— begin INFORMATION SUPPLIED —

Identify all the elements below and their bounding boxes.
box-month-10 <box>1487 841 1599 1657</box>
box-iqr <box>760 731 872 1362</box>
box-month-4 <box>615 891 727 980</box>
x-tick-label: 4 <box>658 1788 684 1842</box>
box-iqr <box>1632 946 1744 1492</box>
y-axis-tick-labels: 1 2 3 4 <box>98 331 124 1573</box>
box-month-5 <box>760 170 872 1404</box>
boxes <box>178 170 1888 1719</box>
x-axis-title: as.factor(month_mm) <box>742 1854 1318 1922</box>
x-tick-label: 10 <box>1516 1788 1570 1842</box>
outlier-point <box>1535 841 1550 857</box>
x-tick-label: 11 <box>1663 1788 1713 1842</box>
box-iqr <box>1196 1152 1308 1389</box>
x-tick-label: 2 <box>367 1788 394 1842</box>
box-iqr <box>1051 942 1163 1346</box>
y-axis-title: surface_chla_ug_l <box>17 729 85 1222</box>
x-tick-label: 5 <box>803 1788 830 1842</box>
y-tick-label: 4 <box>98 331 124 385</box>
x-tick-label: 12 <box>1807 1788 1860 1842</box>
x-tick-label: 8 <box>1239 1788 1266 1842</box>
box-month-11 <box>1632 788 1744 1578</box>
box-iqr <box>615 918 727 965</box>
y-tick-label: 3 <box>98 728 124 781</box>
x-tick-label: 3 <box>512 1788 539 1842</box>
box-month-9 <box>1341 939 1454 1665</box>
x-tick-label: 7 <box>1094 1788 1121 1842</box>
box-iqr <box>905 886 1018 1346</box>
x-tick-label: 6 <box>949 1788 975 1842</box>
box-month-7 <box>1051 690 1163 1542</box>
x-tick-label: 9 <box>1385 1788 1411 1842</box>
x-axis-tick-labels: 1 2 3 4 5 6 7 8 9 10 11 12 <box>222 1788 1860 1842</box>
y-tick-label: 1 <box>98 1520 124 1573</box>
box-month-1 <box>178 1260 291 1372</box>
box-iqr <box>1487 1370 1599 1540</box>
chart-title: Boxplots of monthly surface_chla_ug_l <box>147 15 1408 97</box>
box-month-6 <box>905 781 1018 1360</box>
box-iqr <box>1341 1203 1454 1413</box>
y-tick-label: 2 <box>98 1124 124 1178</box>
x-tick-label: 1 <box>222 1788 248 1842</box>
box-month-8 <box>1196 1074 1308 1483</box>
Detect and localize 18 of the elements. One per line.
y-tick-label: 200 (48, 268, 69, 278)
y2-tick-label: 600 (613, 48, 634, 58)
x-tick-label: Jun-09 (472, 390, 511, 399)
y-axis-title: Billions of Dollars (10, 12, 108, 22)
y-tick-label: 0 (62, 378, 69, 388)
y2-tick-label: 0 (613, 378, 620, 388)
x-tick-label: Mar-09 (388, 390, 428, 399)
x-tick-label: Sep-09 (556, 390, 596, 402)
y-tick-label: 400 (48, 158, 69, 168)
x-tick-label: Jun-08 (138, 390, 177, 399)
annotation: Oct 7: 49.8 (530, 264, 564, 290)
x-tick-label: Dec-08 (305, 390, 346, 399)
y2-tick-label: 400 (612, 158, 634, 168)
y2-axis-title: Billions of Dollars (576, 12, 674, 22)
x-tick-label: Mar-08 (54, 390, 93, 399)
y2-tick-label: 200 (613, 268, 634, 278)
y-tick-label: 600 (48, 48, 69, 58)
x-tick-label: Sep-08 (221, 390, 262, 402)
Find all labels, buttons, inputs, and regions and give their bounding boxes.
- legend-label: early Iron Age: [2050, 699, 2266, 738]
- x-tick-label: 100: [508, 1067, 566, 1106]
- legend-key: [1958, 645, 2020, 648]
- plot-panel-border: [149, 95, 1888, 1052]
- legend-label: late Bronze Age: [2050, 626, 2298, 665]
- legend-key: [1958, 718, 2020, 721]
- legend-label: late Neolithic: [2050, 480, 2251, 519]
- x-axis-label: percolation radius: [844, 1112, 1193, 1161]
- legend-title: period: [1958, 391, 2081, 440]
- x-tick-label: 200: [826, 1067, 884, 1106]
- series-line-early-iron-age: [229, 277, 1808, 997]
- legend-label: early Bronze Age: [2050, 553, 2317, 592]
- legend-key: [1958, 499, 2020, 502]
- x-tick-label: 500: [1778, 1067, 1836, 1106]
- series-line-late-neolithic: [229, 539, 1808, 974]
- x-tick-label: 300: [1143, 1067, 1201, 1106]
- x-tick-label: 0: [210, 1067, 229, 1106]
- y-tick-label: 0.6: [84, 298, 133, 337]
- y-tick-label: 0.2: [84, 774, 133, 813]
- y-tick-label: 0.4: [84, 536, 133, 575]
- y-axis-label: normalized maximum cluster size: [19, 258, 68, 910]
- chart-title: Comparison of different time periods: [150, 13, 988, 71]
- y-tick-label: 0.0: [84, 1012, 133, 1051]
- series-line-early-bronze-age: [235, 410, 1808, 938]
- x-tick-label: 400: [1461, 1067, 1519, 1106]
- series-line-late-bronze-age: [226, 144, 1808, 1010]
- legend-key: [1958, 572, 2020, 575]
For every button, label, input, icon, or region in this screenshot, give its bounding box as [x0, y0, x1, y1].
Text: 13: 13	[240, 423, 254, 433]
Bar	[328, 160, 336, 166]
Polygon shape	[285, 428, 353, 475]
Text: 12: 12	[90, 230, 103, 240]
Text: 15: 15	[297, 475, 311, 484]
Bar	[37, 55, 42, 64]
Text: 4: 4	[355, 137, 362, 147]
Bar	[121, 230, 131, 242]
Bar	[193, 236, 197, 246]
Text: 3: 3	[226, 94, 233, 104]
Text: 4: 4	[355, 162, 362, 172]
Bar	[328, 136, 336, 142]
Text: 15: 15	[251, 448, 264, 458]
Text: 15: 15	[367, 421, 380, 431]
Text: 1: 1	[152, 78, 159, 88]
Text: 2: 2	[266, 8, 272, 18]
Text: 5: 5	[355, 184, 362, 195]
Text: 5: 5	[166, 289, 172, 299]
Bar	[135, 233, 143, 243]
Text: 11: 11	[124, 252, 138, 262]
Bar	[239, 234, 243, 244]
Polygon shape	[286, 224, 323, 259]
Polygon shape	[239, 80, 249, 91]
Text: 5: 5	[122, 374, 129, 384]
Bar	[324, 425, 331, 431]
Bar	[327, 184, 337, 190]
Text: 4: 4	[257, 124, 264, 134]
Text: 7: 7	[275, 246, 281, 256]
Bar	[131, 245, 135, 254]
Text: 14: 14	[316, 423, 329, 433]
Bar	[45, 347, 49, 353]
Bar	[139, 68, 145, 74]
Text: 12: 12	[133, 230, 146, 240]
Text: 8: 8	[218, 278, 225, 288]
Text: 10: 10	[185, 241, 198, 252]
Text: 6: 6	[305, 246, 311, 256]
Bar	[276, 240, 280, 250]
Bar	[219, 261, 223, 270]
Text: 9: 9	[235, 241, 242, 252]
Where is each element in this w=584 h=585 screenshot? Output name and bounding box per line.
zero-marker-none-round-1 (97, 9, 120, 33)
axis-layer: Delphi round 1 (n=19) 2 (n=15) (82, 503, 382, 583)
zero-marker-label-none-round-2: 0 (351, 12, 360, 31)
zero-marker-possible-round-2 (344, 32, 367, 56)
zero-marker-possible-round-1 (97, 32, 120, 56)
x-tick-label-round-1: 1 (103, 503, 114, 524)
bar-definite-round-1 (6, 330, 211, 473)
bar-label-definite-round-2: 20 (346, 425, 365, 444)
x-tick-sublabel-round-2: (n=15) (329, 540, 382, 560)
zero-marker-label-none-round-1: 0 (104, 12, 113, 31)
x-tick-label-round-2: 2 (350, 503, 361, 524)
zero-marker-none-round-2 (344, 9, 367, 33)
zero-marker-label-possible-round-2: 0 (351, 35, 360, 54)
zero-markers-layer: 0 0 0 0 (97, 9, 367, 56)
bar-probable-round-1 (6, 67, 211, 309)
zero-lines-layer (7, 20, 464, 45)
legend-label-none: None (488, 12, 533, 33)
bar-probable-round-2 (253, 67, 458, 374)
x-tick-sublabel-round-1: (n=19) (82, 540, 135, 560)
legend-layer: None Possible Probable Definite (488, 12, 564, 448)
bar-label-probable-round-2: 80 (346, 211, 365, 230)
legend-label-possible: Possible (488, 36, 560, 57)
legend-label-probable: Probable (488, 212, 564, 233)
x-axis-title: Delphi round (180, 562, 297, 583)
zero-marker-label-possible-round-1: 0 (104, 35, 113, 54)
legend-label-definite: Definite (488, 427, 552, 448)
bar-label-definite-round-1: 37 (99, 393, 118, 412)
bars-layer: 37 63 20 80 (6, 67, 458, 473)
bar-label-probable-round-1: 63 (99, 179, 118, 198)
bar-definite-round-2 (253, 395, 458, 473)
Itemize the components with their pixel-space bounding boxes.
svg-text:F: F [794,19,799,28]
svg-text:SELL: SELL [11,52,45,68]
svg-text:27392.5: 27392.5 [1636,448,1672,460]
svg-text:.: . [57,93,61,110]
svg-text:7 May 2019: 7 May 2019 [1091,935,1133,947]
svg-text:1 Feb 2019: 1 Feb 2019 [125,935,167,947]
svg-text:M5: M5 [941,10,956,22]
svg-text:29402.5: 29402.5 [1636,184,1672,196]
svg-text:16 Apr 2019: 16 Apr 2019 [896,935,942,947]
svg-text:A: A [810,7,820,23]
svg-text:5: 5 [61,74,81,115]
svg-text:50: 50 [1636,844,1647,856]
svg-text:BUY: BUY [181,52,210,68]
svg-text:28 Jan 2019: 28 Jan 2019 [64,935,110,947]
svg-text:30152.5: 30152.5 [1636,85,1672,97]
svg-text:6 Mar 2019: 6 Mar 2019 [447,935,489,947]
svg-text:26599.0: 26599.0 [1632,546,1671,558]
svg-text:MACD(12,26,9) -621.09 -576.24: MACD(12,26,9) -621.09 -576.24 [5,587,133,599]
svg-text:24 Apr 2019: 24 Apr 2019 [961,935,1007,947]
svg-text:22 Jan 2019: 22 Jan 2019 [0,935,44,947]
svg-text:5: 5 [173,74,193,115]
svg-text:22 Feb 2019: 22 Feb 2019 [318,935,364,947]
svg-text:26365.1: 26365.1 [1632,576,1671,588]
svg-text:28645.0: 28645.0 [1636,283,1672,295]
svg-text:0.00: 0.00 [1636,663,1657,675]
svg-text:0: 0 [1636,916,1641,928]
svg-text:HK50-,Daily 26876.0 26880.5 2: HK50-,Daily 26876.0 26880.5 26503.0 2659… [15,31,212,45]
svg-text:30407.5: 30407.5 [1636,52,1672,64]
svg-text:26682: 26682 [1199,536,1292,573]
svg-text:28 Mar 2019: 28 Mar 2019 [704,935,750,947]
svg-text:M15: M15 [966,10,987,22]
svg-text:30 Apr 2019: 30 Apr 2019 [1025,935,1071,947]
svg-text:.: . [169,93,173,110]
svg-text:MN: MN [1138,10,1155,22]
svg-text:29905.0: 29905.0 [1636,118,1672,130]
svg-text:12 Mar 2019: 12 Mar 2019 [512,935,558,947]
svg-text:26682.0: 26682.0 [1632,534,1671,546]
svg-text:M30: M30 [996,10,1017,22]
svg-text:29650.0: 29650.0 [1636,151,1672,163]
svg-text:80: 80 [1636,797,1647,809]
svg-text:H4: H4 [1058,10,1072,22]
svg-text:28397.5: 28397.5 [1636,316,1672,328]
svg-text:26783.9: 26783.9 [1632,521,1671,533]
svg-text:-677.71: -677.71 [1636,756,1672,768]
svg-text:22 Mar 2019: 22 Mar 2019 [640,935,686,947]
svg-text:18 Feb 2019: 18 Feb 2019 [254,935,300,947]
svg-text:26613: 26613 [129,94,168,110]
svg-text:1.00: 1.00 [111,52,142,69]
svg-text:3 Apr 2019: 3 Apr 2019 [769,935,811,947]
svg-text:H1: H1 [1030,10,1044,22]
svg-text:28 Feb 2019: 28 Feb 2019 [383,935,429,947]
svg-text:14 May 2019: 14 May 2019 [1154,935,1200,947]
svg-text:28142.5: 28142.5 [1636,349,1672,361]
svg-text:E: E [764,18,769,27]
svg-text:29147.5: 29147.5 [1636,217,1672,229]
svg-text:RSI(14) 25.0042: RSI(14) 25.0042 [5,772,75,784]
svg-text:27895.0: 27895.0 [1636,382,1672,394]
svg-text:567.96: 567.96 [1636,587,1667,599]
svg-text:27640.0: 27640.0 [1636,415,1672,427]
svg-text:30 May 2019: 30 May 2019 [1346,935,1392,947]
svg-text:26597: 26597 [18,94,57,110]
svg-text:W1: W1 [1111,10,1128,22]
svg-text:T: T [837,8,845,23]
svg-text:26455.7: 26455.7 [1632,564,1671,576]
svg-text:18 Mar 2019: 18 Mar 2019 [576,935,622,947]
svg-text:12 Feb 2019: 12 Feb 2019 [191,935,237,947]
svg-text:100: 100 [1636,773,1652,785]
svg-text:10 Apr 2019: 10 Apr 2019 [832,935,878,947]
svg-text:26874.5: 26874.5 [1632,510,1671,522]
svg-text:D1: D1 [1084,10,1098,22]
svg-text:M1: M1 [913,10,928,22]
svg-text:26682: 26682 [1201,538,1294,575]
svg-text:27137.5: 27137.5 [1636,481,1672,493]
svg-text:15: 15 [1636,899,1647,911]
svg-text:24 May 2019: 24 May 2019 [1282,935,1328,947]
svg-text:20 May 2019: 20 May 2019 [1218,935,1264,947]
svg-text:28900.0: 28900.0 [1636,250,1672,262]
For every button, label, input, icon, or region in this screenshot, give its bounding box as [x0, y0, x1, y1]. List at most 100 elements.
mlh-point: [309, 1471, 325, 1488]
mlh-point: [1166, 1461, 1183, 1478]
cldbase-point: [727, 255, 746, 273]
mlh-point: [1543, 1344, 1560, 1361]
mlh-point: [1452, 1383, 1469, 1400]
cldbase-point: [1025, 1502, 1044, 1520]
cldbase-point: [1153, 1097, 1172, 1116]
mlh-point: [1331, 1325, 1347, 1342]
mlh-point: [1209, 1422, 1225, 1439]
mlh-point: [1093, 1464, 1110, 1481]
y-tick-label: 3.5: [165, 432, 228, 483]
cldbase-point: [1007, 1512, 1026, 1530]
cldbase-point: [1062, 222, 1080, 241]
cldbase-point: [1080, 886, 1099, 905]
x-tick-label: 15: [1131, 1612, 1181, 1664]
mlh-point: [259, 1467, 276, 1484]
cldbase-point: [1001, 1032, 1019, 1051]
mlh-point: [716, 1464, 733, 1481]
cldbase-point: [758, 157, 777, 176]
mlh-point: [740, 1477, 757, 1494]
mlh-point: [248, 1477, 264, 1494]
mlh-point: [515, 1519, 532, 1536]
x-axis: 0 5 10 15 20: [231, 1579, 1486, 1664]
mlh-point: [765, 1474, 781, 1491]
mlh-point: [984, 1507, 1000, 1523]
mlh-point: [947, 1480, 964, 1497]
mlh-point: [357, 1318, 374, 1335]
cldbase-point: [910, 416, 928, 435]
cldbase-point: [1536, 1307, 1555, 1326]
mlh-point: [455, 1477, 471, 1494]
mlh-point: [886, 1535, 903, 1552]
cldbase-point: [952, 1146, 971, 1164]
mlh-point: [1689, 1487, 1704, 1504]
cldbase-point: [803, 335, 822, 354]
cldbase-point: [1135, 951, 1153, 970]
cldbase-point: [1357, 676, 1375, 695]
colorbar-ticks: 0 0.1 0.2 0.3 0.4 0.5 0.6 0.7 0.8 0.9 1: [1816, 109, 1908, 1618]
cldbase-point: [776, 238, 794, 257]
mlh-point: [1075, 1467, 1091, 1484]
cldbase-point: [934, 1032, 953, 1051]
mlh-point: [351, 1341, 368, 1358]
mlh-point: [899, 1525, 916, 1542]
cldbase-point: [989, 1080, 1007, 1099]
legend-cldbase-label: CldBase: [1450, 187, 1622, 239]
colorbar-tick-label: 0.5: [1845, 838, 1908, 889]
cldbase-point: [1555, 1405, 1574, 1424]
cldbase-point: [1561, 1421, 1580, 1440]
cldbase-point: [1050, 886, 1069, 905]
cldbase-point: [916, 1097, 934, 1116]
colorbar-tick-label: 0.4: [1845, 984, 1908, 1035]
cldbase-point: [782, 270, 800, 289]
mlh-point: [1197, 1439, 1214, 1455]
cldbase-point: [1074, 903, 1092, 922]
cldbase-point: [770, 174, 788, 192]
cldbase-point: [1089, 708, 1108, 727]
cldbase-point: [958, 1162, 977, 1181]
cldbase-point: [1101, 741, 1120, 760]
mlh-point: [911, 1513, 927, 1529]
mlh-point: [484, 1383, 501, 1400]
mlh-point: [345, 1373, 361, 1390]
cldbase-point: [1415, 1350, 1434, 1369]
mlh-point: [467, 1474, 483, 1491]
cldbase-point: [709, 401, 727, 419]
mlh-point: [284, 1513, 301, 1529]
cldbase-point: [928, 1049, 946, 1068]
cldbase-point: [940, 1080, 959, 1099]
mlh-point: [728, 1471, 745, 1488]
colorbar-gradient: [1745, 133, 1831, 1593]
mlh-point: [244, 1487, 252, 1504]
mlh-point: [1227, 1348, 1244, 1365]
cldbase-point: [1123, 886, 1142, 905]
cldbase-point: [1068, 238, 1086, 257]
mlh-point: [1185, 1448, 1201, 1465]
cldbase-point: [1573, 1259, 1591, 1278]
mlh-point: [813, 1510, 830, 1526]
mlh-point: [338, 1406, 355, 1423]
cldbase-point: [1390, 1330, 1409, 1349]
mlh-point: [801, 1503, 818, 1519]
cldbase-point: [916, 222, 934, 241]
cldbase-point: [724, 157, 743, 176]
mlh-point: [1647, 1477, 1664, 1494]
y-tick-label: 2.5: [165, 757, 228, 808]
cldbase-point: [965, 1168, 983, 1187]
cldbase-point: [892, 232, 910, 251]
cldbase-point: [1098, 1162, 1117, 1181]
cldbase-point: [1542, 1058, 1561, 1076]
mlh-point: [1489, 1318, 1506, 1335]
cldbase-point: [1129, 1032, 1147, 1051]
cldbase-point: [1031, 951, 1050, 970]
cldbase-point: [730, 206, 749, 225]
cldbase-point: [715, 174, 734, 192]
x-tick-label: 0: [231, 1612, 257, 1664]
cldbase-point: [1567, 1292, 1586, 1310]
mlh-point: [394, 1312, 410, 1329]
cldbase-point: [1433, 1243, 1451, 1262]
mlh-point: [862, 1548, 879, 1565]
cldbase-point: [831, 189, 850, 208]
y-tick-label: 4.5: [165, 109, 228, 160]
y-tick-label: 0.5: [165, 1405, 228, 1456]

— end INFORMATION SUPPLIED —

Edit the lines running from the start of the records up to and including the line with "x-tick-label: 10 <box>1516" by replacing every "box-iqr" with "box-interquartile-range". Leave everything else unchanged.

Identify all the elements below and their bounding boxes.
box-month-10 <box>1487 841 1599 1657</box>
box-interquartile-range <box>760 731 872 1362</box>
box-month-4 <box>615 891 727 980</box>
x-tick-label: 4 <box>658 1788 684 1842</box>
box-interquartile-range <box>1632 946 1744 1492</box>
y-axis-tick-labels: 1 2 3 4 <box>98 331 124 1573</box>
box-month-5 <box>760 170 872 1404</box>
boxes <box>178 170 1888 1719</box>
x-axis-title: as.factor(month_mm) <box>742 1854 1318 1922</box>
x-tick-label: 10 <box>1516 1788 1570 1842</box>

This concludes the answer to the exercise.